## COMPITI DA SVOLGERE
(a) Di' se ciascuna affermazione concorda con la discussione sulla mortadella coppacola, rispondendo sì o no e citando testualmente le parole decisive: (i) secondo Necsus, nell'articolo "mortadella" e "coppacola" sono separate da una virgola; (ii) Necsus sa a quale insaccato si riferiva il redattore; (iii) nel testo di sarah82 la virgola è presente.
(b) Riprendi la discussione sulla mortadella coppacola, proseguendo dopo l'ultimo messaggio.

## ESTRATTO DEL DOCUMENTO
⁂
# mortadella coppacola



## sarah82

Ciao a tutti,

Come si dice in francese "la mortadella coppacola"? 

On connaît la _mortadelle_ en France, et la _coppa_, mais je bloque sur mortadella coppacola 
C'est un texte qui parle d'un magasin dans lequel on trouve des sandwichs de charcuteries italiennes: genoa salami, mortadella coppacola, prosciutto, provolone. 

Quelqu'un peut m'aider? 

Grazie mille !


----------



## Necsus

Ciao, sarah. In realtà l'articolo dice "mortadella*,* coppacola", con la virgola, quindi questa 'coppacola' dovrebbe essere una specialità alimentare a sé stante, non un tipo di mortadella. Però francamente io non l'ho mai sentito, e non ho idea di quale sia l'insaccato a cui voleva riferirsi il redattore...!


----------



## sarah82

Grazie necsus, non c'è la virgola nel mio testo. il redattore del guido l'aveva probabilmente dimenticato.
⁂
## VOCI ELENCATE
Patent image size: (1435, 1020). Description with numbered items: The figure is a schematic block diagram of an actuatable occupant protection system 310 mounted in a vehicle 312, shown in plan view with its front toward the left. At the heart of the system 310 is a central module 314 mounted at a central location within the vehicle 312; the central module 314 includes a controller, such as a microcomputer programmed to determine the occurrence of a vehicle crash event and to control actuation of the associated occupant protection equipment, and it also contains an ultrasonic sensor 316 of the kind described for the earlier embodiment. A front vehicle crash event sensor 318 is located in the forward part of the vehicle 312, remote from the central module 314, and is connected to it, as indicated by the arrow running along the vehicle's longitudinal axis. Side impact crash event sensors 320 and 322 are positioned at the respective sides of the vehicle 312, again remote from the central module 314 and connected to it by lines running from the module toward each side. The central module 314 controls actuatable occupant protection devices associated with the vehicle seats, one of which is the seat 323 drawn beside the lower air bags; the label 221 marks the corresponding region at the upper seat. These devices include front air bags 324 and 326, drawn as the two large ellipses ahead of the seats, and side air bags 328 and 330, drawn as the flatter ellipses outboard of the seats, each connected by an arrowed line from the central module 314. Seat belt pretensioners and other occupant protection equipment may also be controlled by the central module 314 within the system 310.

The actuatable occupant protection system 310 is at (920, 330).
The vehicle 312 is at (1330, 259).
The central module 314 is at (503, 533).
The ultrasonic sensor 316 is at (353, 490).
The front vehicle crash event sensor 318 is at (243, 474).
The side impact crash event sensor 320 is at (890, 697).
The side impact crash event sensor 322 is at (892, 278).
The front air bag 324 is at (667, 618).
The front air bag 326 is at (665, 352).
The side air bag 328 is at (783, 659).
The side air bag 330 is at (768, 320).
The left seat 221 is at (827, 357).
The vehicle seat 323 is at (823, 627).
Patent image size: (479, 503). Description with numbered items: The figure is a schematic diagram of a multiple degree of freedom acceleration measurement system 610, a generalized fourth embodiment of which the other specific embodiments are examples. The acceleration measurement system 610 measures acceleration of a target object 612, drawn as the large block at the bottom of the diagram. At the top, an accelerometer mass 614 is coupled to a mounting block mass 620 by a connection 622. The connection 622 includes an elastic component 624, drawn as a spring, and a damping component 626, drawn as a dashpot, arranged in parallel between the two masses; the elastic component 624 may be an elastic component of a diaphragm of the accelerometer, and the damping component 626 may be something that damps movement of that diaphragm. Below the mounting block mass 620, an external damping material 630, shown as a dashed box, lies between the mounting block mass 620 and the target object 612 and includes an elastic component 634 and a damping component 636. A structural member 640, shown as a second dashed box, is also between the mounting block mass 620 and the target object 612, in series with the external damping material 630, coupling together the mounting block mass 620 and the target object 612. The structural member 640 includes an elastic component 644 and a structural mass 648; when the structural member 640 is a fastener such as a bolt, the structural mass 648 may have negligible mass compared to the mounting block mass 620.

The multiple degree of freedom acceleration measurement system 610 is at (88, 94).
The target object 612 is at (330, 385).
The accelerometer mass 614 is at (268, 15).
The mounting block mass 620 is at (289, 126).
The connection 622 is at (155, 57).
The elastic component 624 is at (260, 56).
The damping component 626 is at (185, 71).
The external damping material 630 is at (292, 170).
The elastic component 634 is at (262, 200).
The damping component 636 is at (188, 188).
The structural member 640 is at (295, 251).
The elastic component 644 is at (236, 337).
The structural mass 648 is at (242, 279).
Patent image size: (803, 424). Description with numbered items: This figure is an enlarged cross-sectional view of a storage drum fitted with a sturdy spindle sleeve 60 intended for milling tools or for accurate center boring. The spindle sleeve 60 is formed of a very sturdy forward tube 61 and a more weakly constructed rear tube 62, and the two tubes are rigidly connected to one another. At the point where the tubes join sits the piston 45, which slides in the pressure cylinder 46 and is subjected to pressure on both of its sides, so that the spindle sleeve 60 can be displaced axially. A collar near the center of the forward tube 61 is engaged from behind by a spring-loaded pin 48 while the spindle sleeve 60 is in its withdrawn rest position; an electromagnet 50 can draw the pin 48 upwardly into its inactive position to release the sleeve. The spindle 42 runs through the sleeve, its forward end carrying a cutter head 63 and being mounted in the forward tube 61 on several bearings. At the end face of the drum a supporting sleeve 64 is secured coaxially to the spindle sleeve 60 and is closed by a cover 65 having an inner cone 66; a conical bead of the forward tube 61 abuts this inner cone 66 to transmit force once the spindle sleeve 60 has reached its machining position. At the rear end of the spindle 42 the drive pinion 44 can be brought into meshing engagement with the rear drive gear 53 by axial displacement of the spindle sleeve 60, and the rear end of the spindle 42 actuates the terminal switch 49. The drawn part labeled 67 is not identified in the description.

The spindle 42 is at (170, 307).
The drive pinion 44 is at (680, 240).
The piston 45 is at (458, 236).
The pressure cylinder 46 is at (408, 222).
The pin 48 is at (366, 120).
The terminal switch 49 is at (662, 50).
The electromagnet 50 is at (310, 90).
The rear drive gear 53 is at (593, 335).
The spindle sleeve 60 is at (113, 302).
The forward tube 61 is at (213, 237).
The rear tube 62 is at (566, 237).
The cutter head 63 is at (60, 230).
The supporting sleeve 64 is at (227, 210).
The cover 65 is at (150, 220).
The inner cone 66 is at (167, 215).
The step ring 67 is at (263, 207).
⁂
## RISPOSTE SCRITTE
(a)
(i) Sì: «con la virgola, quindi questa 'coppacola' dovrebbe essere una specialità alimentare a sé stante»
(ii) No: «non ho idea di quale sia l'insaccato a cui voleva riferirsi il redattore»
(iii) No: «non c'è la virgola nel mio testo»

(b)
Quelqu'un d'autre connaît "la coppacola"? Puede essere un altro nome per "la coppa"?

Grazie!


----------



## Elaina's Aung

Hi, Sarah. Rebecca Brite here, proofing the same thing you were recently translating. Did you ever get the answer to this question? It appears to be a variant spelling of capicola, "a spicy, tender Italian ham that is similar to prosciutto" (Food & Wine). Does that accord with what you found?


----------



## Necsus

Allora probabilmente è una storpiatura di _capocollo_.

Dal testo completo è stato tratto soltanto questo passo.